Saved data entries

»»

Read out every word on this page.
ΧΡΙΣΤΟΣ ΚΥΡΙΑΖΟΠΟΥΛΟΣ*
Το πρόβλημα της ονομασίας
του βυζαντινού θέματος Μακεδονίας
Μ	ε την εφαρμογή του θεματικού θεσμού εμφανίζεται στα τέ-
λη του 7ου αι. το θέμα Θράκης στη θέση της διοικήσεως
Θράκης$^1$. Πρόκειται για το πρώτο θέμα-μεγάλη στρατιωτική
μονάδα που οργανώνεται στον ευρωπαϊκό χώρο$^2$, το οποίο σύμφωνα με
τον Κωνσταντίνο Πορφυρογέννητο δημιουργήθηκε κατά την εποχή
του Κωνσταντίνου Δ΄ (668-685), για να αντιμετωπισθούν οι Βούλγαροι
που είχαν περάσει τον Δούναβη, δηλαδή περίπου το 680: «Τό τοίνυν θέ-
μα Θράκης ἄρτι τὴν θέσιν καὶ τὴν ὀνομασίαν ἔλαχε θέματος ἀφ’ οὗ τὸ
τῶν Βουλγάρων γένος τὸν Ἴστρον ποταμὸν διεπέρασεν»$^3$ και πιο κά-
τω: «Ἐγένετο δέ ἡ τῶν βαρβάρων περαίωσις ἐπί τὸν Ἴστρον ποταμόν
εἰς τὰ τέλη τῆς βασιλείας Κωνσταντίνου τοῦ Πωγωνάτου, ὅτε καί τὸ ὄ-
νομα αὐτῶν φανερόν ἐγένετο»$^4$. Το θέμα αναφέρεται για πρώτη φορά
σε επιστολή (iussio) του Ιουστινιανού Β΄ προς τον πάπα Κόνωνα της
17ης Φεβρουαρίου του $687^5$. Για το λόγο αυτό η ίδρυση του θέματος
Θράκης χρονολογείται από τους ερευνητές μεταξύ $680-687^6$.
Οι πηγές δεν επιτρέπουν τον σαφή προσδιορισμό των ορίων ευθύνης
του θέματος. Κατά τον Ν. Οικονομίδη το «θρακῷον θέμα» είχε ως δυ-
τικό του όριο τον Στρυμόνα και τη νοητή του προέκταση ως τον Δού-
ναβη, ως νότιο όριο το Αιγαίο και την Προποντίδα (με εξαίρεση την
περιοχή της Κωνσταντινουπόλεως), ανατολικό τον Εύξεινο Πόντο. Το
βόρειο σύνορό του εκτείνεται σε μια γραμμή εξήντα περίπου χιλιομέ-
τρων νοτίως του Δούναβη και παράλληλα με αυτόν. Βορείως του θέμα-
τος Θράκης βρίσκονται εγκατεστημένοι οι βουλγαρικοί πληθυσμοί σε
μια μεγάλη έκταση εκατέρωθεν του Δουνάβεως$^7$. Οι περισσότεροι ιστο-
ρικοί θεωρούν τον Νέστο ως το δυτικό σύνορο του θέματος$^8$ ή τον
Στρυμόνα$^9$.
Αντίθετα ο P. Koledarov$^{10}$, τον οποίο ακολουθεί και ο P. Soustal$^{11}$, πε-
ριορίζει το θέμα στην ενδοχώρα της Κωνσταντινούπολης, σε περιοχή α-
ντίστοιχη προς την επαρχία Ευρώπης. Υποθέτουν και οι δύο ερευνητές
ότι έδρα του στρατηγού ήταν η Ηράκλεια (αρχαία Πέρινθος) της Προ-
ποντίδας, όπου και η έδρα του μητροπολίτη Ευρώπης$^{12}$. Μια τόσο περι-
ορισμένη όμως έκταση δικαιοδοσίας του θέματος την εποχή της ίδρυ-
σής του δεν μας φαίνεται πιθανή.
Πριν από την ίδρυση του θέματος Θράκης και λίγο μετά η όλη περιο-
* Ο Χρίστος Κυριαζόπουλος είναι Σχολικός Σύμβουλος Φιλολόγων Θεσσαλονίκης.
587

««

## Written instruction
Copy out all of the lines above exactly.

## Written reply
Read out every word on this page.
ΧΡΙΣΤΟΣ ΚΥΡΙΑΖΟΠΟΥΛΟΣ*
Το πρόβλημα της ονομασίας
του βυζαντινού θέματος Μακεδονίας
Μ	ε την εφαρμογή του θεματικού θεσμού εμφανίζεται στα τέ-
λη του 7ου αι. το θέμα Θράκης στη θέση της διοικήσεως
Θράκης$^1$. Πρόκειται για το πρώτο θέμα-μεγάλη στρατιωτική
μονάδα που οργανώνεται στον ευρωπαϊκό χώρο$^2$, το οποίο σύμφωνα με
τον Κωνσταντίνο Πορφυρογέννητο δημιουργήθηκε κατά την εποχή
του Κωνσταντίνου Δ΄ (668-685), για να αντιμετωπισθούν οι Βούλγαροι
που είχαν περάσει τον Δούναβη, δηλαδή περίπου το 680: «Τό τοίνυν θέ-
μα Θράκης ἄρτι τὴν θέσιν καὶ τὴν ὀνομασίαν ἔλαχε θέματος ἀφ’ οὗ τὸ
τῶν Βουλγάρων γένος τὸν Ἴστρον ποταμὸν διεπέρασεν»$^3$ και πιο κά-
τω: «Ἐγένετο δέ ἡ τῶν βαρβάρων περαίωσις ἐπί τὸν Ἴστρον ποταμόν
εἰς τὰ τέλη τῆς βασιλείας Κωνσταντίνου τοῦ Πωγωνάτου, ὅτε καί τὸ ὄ-
νομα αὐτῶν φανερόν ἐγένετο»$^4$. Το θέμα αναφέρεται για πρώτη φορά
σε επιστολή (iussio) του Ιουστινιανού Β΄ προς τον πάπα Κόνωνα της
17ης Φεβρουαρίου του $687^5$. Για το λόγο αυτό η ίδρυση του θέματος
Θράκης χρονολογείται από τους ερευνητές μεταξύ $680-687^6$.
Οι πηγές δεν επιτρέπουν τον σαφή προσδιορισμό των ορίων ευθύνης
του θέματος. Κατά τον Ν. Οικονομίδη το «θρακῷον θέμα» είχε ως δυ-
τικό του όριο τον Στρυμόνα και τη νοητή του προέκταση ως τον Δού-
ναβη, ως νότιο όριο το Αιγαίο και την Προποντίδα (με εξαίρεση την
περιοχή της Κωνσταντινουπόλεως), ανατολικό τον Εύξεινο Πόντο. Το
βόρειο σύνορό του εκτείνεται σε μια γραμμή εξήντα περίπου χιλιομέ-
τρων νοτίως του Δούναβη και παράλληλα με αυτόν. Βορείως του θέμα-
τος Θράκης βρίσκονται εγκατεστημένοι οι βουλγαρικοί πληθυσμοί σε
μια μεγάλη έκταση εκατέρωθεν του Δουνάβεως$^7$. Οι περισσότεροι ιστο-
ρικοί θεωρούν τον Νέστο ως το δυτικό σύνορο του θέματος$^8$ ή τον
Στρυμόνα$^9$.
Αντίθετα ο P. Koledarov$^{10}$, τον οποίο ακολουθεί και ο P. Soustal$^{11}$, πε-
ριορίζει το θέμα στην ενδοχώρα της Κωνσταντινούπολης, σε περιοχή α-
ντίστοιχη προς την επαρχία Ευρώπης. Υποθέτουν και οι δύο ερευνητές
ότι έδρα του στρατηγού ήταν η Ηράκλεια (αρχαία Πέρινθος) της Προ-
ποντίδας, όπου και η έδρα του μητροπολίτη Ευρώπης$^{12}$. Μια τόσο περι-
ορισμένη όμως έκταση δικαιοδοσίας του θέματος την εποχή της ίδρυ-
σής του δεν μας φαίνεται πιθανή.
Πριν από την ίδρυση του θέματος Θράκης και λίγο μετά η όλη περιο-
* Ο Χρίστος Κυριαζόπουλος είναι Σχολικός Σύμβουλος Φιλολόγων Θεσσαλονίκης.
587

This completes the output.